# TASK DESCRIPTION
Copy out the lines that include the word "models".

# SOURCE DATA

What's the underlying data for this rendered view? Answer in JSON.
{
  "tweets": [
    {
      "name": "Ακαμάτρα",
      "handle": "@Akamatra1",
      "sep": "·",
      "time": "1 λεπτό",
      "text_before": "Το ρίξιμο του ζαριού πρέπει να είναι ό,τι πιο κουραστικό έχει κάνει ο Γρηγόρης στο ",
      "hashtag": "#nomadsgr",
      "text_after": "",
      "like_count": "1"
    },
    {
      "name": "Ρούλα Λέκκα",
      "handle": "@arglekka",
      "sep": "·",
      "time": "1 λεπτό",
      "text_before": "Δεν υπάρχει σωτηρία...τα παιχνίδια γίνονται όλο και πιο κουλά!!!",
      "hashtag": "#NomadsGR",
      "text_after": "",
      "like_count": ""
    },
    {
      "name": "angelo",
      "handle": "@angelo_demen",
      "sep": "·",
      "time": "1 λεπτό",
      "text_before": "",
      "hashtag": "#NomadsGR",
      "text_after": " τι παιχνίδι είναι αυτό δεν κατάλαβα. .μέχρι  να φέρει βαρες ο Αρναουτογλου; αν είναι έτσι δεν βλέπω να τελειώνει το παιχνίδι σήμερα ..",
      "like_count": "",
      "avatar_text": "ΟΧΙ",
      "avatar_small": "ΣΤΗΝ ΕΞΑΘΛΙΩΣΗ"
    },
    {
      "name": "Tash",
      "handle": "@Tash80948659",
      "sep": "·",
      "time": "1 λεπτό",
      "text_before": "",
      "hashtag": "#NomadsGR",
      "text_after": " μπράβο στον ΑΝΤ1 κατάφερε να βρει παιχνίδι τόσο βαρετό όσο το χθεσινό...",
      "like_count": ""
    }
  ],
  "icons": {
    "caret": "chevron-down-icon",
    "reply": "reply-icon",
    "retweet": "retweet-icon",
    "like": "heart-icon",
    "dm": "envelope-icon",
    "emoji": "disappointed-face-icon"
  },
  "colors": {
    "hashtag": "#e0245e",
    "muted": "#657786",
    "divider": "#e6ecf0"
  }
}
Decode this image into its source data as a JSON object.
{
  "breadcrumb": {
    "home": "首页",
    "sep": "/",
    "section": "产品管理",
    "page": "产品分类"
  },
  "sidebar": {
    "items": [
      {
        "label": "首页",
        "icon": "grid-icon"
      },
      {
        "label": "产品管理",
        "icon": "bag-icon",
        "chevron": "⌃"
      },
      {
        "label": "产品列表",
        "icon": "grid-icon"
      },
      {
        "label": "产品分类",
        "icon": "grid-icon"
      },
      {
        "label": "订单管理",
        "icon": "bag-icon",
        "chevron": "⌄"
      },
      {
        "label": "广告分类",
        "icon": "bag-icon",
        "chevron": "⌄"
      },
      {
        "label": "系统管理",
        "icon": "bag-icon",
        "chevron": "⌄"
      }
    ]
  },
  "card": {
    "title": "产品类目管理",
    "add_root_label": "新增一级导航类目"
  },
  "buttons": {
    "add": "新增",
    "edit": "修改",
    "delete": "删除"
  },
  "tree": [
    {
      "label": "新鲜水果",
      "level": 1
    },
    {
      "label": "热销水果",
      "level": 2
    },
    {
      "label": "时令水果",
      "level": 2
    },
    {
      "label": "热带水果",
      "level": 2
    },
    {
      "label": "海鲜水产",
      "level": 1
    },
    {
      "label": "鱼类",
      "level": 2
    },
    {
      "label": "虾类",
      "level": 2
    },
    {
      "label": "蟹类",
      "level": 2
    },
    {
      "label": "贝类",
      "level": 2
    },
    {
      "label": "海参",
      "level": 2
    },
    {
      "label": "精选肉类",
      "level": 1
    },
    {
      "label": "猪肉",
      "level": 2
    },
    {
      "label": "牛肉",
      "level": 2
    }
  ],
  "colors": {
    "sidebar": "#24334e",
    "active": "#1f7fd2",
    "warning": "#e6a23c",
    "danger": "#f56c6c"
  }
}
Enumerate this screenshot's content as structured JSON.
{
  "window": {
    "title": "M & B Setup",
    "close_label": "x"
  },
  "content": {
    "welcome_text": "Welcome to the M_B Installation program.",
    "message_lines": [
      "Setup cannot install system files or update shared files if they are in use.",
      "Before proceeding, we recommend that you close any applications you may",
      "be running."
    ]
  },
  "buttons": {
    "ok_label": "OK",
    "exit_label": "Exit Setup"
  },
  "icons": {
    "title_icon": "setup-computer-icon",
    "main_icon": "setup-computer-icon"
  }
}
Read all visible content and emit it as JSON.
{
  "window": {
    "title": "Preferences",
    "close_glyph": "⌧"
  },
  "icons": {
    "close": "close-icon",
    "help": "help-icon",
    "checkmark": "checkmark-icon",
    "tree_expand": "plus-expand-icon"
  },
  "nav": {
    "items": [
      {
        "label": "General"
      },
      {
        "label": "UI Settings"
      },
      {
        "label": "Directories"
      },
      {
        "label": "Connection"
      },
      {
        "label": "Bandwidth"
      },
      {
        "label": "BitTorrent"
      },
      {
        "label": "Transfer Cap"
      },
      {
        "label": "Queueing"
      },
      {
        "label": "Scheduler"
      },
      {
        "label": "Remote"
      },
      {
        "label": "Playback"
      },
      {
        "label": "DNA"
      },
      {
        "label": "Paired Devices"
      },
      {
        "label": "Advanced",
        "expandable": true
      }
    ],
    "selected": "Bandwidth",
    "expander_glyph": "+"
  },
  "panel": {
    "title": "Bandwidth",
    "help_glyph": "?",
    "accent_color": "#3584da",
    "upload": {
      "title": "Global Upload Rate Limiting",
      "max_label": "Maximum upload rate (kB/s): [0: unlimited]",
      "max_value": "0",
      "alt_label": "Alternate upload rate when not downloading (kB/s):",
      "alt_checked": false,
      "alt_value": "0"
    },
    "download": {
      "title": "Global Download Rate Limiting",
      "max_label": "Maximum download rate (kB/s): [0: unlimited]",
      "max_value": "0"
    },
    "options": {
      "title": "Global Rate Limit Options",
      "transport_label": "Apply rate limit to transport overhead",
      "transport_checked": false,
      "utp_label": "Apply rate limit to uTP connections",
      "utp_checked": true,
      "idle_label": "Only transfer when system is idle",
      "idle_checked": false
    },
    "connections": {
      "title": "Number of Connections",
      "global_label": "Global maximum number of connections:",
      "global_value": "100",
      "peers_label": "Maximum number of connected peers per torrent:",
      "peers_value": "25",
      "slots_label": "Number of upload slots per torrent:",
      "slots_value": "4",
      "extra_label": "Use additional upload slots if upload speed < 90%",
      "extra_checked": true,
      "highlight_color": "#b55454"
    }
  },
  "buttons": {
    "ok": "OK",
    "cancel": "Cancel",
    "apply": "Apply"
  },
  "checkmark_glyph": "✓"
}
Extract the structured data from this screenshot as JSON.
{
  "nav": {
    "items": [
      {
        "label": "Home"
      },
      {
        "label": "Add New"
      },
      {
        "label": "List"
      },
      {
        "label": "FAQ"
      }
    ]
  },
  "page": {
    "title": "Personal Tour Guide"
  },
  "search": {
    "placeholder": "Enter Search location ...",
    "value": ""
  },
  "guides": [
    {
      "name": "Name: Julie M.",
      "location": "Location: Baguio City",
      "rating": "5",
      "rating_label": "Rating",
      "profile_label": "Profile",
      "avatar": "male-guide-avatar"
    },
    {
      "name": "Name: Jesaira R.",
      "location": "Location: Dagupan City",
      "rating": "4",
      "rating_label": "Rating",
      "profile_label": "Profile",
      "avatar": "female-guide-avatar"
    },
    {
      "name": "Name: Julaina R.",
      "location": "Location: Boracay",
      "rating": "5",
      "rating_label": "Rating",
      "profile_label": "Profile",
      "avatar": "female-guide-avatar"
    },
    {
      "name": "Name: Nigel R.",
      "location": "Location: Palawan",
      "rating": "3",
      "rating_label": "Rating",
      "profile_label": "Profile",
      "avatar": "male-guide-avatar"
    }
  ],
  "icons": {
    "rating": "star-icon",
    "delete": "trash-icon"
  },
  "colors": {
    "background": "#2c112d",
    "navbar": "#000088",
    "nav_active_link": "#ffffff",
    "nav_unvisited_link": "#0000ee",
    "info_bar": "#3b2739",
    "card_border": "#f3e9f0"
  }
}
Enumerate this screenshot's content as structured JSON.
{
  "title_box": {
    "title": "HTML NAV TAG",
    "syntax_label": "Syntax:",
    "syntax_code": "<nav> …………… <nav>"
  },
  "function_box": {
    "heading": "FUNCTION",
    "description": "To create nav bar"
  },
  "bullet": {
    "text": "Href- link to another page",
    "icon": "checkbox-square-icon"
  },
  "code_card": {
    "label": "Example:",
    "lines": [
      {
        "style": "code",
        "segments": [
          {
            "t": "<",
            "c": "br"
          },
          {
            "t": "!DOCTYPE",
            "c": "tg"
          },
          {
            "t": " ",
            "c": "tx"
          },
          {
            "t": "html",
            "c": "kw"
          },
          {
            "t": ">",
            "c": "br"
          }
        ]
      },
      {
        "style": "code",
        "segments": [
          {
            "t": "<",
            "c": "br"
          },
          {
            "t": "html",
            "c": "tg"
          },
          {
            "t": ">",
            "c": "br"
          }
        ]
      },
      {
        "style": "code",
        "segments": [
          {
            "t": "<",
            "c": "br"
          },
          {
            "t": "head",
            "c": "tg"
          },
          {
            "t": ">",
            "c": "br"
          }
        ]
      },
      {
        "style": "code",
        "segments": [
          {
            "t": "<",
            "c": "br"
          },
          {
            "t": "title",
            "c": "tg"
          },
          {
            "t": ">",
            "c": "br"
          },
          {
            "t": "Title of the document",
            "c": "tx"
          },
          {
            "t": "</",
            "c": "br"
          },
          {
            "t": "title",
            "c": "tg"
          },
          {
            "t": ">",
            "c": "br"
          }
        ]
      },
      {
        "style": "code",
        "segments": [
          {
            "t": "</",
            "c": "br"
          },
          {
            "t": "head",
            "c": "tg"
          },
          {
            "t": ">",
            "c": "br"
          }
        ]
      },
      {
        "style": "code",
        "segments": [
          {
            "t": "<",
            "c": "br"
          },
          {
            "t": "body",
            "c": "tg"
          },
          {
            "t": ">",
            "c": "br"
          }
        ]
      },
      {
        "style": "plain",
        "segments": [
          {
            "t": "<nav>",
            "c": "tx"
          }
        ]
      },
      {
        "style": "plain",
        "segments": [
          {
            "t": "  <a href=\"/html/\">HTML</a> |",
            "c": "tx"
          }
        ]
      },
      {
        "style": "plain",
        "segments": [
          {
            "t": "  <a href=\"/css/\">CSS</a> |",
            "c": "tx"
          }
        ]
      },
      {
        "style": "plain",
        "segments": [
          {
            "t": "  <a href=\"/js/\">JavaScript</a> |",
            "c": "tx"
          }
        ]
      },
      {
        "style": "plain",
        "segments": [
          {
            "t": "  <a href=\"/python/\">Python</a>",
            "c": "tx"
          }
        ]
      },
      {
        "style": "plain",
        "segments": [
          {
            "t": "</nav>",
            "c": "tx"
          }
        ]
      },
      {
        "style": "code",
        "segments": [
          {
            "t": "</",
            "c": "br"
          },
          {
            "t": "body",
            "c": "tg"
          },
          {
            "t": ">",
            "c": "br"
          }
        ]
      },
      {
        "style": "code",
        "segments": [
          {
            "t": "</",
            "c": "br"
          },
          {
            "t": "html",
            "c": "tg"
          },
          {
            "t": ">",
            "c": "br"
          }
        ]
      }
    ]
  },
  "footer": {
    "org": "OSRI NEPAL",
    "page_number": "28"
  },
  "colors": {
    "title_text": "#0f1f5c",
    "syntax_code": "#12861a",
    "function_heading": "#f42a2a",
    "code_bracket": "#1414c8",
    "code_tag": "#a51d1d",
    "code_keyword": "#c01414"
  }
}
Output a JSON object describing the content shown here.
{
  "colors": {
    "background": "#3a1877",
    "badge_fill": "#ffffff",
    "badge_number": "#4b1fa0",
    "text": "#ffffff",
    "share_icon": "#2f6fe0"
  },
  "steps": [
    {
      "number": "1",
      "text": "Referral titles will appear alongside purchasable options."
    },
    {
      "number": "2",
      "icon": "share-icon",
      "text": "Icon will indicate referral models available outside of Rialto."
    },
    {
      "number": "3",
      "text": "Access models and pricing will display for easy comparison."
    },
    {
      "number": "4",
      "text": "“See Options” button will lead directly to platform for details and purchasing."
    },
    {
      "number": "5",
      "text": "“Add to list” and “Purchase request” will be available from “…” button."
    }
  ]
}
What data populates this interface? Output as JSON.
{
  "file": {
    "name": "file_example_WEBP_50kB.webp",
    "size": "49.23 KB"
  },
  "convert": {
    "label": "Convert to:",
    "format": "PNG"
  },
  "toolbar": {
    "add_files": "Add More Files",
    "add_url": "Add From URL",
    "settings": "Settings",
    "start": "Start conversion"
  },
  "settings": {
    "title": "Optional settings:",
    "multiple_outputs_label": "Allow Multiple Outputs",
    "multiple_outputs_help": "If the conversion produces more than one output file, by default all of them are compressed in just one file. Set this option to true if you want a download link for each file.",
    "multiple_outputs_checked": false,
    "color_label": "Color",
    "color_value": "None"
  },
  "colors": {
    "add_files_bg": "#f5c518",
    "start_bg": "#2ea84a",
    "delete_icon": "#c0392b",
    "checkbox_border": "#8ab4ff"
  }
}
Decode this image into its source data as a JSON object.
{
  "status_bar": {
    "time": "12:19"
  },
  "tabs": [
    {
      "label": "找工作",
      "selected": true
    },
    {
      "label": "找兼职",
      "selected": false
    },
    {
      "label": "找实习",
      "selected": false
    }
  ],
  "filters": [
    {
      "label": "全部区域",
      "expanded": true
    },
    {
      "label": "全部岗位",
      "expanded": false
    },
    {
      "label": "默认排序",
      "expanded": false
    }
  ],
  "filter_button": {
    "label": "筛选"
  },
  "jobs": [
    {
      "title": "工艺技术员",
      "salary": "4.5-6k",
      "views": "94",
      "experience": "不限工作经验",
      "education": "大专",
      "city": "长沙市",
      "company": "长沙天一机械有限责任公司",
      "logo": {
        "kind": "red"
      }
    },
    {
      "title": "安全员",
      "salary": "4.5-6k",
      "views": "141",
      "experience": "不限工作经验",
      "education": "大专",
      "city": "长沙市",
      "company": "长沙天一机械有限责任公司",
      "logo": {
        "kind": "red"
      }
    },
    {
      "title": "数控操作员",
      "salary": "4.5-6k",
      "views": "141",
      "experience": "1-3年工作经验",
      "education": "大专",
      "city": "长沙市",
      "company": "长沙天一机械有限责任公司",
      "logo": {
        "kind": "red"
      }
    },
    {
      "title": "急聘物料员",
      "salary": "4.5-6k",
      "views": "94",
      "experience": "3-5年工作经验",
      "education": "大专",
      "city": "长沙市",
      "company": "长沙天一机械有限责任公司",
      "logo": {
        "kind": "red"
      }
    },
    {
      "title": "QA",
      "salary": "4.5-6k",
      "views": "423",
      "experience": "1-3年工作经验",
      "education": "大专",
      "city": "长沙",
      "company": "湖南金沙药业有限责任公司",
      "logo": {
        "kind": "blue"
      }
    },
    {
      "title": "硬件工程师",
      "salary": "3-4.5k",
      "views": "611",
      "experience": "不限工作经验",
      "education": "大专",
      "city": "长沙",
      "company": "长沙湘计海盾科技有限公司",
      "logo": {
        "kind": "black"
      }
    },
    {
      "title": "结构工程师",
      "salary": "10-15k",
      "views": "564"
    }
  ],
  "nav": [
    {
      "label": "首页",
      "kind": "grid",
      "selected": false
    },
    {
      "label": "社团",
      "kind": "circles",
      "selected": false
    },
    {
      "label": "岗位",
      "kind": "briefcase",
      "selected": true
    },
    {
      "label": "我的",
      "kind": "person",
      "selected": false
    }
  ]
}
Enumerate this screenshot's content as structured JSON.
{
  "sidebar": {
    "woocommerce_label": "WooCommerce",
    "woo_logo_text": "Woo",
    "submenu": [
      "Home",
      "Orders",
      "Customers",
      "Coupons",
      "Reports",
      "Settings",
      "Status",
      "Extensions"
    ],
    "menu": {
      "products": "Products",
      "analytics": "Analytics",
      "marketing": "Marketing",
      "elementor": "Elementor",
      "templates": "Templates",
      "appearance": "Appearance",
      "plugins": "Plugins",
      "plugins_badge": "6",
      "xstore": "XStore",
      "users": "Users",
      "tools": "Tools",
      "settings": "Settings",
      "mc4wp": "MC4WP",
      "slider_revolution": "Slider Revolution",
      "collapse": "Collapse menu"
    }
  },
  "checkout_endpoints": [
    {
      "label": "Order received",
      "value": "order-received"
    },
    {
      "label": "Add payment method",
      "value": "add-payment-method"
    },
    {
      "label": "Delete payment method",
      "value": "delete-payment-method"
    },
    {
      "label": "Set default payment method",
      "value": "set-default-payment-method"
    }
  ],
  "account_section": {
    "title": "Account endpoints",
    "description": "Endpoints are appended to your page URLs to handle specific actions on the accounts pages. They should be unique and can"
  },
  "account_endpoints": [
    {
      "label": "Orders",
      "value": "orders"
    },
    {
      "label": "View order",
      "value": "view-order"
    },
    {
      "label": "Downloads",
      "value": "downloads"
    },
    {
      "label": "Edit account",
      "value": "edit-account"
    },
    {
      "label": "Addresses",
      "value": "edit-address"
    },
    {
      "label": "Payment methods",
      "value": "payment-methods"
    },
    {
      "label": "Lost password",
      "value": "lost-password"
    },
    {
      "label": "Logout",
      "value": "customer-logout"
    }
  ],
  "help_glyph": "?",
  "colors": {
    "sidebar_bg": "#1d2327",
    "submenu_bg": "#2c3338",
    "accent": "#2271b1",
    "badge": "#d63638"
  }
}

# ANSWER TO THIS TASK
      "text": "Icon will indicate referral models available outside of Rialto."
      "text": "Access models and pricing will display for easy comparison."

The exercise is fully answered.